TEXT UNDER STUDY:
──────────

With at least some of his ashes soon to be placed in Earth orbit, the late James Doohan cant even be imagined to be spinning in his grave. Even so, I hate to imagine the reaction to recent events that one might have heard from the character made famous by that veteran actor. In real life, he stormed Juno Beach on D-Day, but hell be best remembered as starship troubleshooter Montgomery Scott from three decades of the “Star Trek” saga.
Miracle-worker “Scotty,” chief engineer of the Enterprise, would surely have something to say at the sight of NASA engineers agonizing over whether it was safe to trim the toenails of the space shuttle orbiter Discovery. I imagine him asking in exasperation, “If youre afraid to fix the bloody thing, what business do you have flying it?”
I ask that same question of anyone entrusting vital tasks to an enterprise (pardon the expression) IT system.
Actually, I ask five questions. How do you know its working? How can it fail to work correctly? What can happen when it fails? How do you limit the damage while youre fixing it? And how do you fix it without breaking something else in the process? System operators ought to be able to answer those questions on a moments notice—preferably by consulting well-indexed, regularly updated plans rather than relying on expert knowledge and their ability to improvise.
How do you know a system is working? Its tempting to say that if its moving packets or serving up Web pages, its working, but thats like looking at the fuel flow through the space shuttles engines without paying attention to whether the shuttle is going in the right direction. The kind of assurance that you really need comes from products such as RealiTea from TeaLeaf Technology or Vantage from Compuware. Both of these analytic tools measure customer session response and completion rates, as well as business impact of process problems, rather than lower-level measures of hardware function.
How can it fail to work? Thats a question with many more answers than it used to have, as any nontrivial application now involves loosely coupled processes owned and managed by multiple parties. End-to-end testing with something like Segue Softwares SilkPerformer, Mercury Interactives Business Process Testing or Embarcadero Technologies Extreme Test is the necessary response.
What are the effects of failure, and what does that imply about the acceptable procedures for recovery? The mantra here is “graceful degradation.” Falling off the edge of the world, even for a few minutes, is not an option—who knows how many people will brand you as an unreliable partner and never give you a second look? Put some effort into building facilities to avoid data loss, offer basic information even if two-way services are interrupted and capture contact information to get back to a customer who finds you temporarily unable to complete a transaction.
Recovery from failure ought to be viewed not as a crisis management process but rather as the simplest case of a system upgrade—that is, one that doesnt actually add new capability. Why does it help to look at it that way? Because it gets people out of the blame-avoidance game and turns it into an engineering problem instead of a political problem.
To perform a system upgrade without disrupting operations, you prepare by accurately identifying system dependencies and formally specifying and documenting interfaces; you maintain current information on licenses and their management and other administrative needs. Merely bringing a system back online should then be at least as easy as adding or changing functions of that system.
With all due respect to the legend of Scotty, I also remember the legendary tale of three Chinese brothers—all of them physicians. The most famous of the three cured illnesses and became personal physician to the emperor—but he honored and deferred to his brothers, although they were much less well known, because they had greater skills of preventing disease.
Miracle workers like Scotty make for better TV drama, but in the real world, Id rather have the kind of professional who makes disaster handling look routine.

──────────

DATASET EXTRACT:
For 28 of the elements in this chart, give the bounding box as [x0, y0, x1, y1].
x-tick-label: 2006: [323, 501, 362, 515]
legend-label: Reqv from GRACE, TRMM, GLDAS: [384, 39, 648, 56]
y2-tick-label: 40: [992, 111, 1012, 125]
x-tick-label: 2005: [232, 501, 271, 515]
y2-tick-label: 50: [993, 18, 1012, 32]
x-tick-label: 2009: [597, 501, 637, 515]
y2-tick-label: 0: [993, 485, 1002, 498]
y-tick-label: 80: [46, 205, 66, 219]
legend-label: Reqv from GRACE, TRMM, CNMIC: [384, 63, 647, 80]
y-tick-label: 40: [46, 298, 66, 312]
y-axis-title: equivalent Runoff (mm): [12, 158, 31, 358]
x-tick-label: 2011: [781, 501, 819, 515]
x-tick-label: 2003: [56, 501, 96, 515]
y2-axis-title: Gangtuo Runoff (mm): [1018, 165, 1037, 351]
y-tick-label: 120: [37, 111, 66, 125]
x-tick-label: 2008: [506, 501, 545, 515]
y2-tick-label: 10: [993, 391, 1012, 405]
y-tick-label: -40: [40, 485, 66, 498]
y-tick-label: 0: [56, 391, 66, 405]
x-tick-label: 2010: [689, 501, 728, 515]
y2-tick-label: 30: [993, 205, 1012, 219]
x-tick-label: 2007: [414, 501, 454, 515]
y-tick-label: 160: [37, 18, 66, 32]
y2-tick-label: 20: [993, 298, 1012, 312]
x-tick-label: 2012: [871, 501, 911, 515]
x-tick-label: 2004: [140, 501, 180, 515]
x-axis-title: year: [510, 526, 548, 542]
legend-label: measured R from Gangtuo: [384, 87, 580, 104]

──────────

DIRECTIONS: In the column on IT system failure, which beach did James Doohan storm on D-Day?

RESULT OF THE EXERCISE: Juno Beach